**TASK A**
In the discussion of media center computers, why is the Mac Mini said to make a poor media center?
**TASK B**
Continue the discussion of media center computers from its final sentence.

## Start TEXT SECTION

Try turning on the drive's acoustic management...
Surprised Apple doesn't turn this on themselves.
Great stuff 'zz' and Jon.
I think the Mac mini can be 'grown' as a product, that much is clear although how exactly I'm not sure as I don't work for Apple. My idea was more like an iPod fused with a remote control...so you don't need a computer or TV screen to look through your iTunes files, and maybe you get extra visual feedback for DVD's, chapters, etc
I'm a bit confused as to what a media computer is...isn't it any computer which can play music and dvd's? Or does it have to have another quality? After all, you can connect most laptops to a TV to watch a movie. Big deal.
Another idea, the Sony pS2 was not that great but made a stab at being the focal media player in the living room (apart from that noisy fan). I think Microsoft were influenced by the PS2 screen interface (the way the elements animated, and glowed and sounded) when they came up with the media centre pc idea (a clever extension of XP OS)...is that what a media pc is, an extension to a normal OS which allows for a remote control?
Great stuff 'zz' and Jon.
- Just a reply to your question a media center in the classic term refers to PVR/DVR Features. I dont believe something is calssafied as a "MediaCenter" Unless it can record TV shows to a Harddrive (e.g.TIVO) as well as have other multimedia functions. At least that is what differetiates the desktop you have sitting at home that can play DVD's/MP3s etc.... If you can plug a cable line into your Video card, now thats a media center.
It's fascinating to see all these companies - software vendors, hardware vendors, and consumer products manufacturers - all approach the media-savvy living room from their unique perspectives.
I don't think any of the products we've seen thus far - XP Media Centre, PS2, Mini Mac - is anywhere close to the ideal. But we are clearly moving in that direction, and Apple's wise decision to strip the machine down and let the market figure it out could be its most brilliant move yet.
Time will clearly tell. I'm popping the popcorn already.
"I'm a bit confused as to what a media computer is...isn't it any computer which can play music and dvd's? Or does it have to have another quality? After all, you can connect most laptops to a TV to watch a movie. Big deal."
Yeah, until you try to actually STORE all those movies on that laptop. Good luck.
A "media center" or "media server" or whatever you want to call it is just a PC with a lot of media on it, a fast LAN/net connection (to serve it up), a gi-normous hard drive (something the Mac Mini lacks), and hopefully some software to both browse all this media with a nicely tuned interface, along with potentially a remote control and/or wireless KB/mouse. It's also hopefully very quiet. It's basically a somewhat specialized computer - I mean that's all most electronic devices we use these days are anyway (PDA's, iPods, etc. are just computers with different form factors designed to specialize in different things).
General-purpose PC's can do a lot of what media PC's can do, just not as well. That's true of a lot of specialized applications. You could just as easily say you're confused as to what a "gaming PC" is because you can play games on your laptop. Sure you can, but not that well. A true gaming PC that'll play all the latest and greatest games at high frame rates, high resolutions and with excellent image quality requires specialized hardware. It's the same with a media PC, it just requires different hardware and software that specializes in different areas.
I don't think the Mac Mini makes a very good media center because of its 2.5" hard drive, which limits capacity. A small form-factor PC with a 3.5" bay would be better - 250GB 3.5" hard drives are only $130 or so these days, whereas you can't get a 250GB drive for the Mac Mini at *any* price.

## End TEXT SECTION
## Start DATA EXTRACT

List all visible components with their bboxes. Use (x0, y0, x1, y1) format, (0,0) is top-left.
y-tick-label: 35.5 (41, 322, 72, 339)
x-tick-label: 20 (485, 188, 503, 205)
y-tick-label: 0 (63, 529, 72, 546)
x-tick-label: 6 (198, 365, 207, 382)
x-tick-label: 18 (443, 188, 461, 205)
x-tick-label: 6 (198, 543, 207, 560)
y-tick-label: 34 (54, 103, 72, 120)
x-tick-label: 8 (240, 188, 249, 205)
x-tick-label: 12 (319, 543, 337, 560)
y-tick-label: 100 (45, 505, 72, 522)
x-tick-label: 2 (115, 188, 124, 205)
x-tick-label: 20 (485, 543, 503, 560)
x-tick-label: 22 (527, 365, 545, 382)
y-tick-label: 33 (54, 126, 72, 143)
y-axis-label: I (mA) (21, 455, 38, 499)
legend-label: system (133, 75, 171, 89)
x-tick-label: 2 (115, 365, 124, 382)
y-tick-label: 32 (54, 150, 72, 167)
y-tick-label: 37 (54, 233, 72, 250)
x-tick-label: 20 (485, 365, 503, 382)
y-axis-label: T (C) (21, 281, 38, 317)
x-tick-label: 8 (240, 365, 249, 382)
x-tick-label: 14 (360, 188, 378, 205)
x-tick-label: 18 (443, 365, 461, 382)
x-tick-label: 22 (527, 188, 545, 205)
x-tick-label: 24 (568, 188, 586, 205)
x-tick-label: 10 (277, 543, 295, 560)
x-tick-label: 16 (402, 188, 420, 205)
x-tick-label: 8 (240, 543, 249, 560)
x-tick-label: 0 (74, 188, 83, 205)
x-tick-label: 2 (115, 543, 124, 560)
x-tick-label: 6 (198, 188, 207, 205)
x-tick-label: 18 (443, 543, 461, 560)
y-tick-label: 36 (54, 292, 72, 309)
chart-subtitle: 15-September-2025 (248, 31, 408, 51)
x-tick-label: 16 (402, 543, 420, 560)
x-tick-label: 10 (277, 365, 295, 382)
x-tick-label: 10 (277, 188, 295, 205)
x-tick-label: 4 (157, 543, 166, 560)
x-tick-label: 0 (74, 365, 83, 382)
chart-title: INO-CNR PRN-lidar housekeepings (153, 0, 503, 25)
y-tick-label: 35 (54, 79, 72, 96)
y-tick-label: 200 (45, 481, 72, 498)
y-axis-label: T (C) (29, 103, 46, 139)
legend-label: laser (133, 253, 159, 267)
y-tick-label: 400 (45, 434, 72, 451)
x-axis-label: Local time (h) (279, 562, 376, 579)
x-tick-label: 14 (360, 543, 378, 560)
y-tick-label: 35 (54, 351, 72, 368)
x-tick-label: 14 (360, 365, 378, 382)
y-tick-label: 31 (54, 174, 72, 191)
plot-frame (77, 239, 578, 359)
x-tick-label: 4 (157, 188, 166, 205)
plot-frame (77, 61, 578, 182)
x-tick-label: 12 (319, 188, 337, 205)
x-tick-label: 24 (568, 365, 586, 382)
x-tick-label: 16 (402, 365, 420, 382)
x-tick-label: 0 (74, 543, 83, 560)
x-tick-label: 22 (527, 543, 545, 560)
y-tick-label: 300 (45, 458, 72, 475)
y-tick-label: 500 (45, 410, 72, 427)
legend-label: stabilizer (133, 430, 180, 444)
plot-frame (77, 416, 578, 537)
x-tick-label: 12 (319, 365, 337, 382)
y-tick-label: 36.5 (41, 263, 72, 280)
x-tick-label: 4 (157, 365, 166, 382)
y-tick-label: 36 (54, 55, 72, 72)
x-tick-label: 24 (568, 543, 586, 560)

## End DATA EXTRACT

**EXERCISE RESPONSE A**
Its 2.5" hard drive limits storage capacity.

**EXERCISE RESPONSE B**
btw, yes I know you can hook up an external hard drive... but that sort of defeats the purpose of having this small box in the first place.
I agree with #3. I am not impressed so far with the ability of the mini to become a media center. It is missing many fundamental pieces (tuner, large HD capacity, Digital audio out) which all have to be added on via external boxes.
Suddenly the Mac mini is not so mini when there are 3 other boxes sitting on top it it.
i run a media center on my xbox, xbmc. my movies are stored on a headless pc which i stream wirelessy from. the pc has 4 massive hard-drives giving me over a terabyte of storage and i am already fast running out. even if there was a 400gb drive in the mini it still isn't large enough for serious use. i don't see how you could ever get enough storage in any one device to serve a full-time media center so you're going to be looking for external storage regardless.
personally, i'm going to buy a mac mini to replace my pc server and use the firewire port to chain hard-drives. and don't moan about 400 only firewire because that's more than adequate to deliver any form of encoded movie in real time.
To number 8 - don't EVER use the word gi-normous again!
Keep in mind that TiVo only usues 40-120 gig hard drives in those units. Although it would be nicer to have more space, I don't think people are looking to store their entire DVD collections on this thing, I think their looking for more of a TiVo like interface when it comes to the playback of video. Although a much larger HD would be nice, I don't think it is nessiarily a dealbreaker.
All of this is just too much work. The Mac Mini is just half baked. Having to add on all of this just to record and playback is nerve racking. And by the way...eyeTV 200 is just plain terrible. I bought it and tried every setting and tweak on my Mac G5 w/ 23 inch monitor and it just looked plain terrible. Until there is a complete solution from Apple, I am opting for a quality 17 inch HDTV ready flat panel TV (There is a new one coming out from Sony at $599) and a dvd-r/hd recorder. I will get all of the quality video and digital audio I can enjoy and burn dvds to boot! I know we all want to support Apple and the mini is quite cute, but its like trying to tow a mobile home with a Toyota Rav4!
i think some people ARE looking to store everything digitally. i definately am - i have every single episode of every series i want and every movie i want all on hard disk. i no longer have any video cassettes or dvds and i am really happy about that.
without tons of hard-disk storage i'd still have an annoying video or dvd collection lying messily all over the place. i'd also have to actually get off my ass to insert said items into the player whenever i wanted to watch them, yeuch.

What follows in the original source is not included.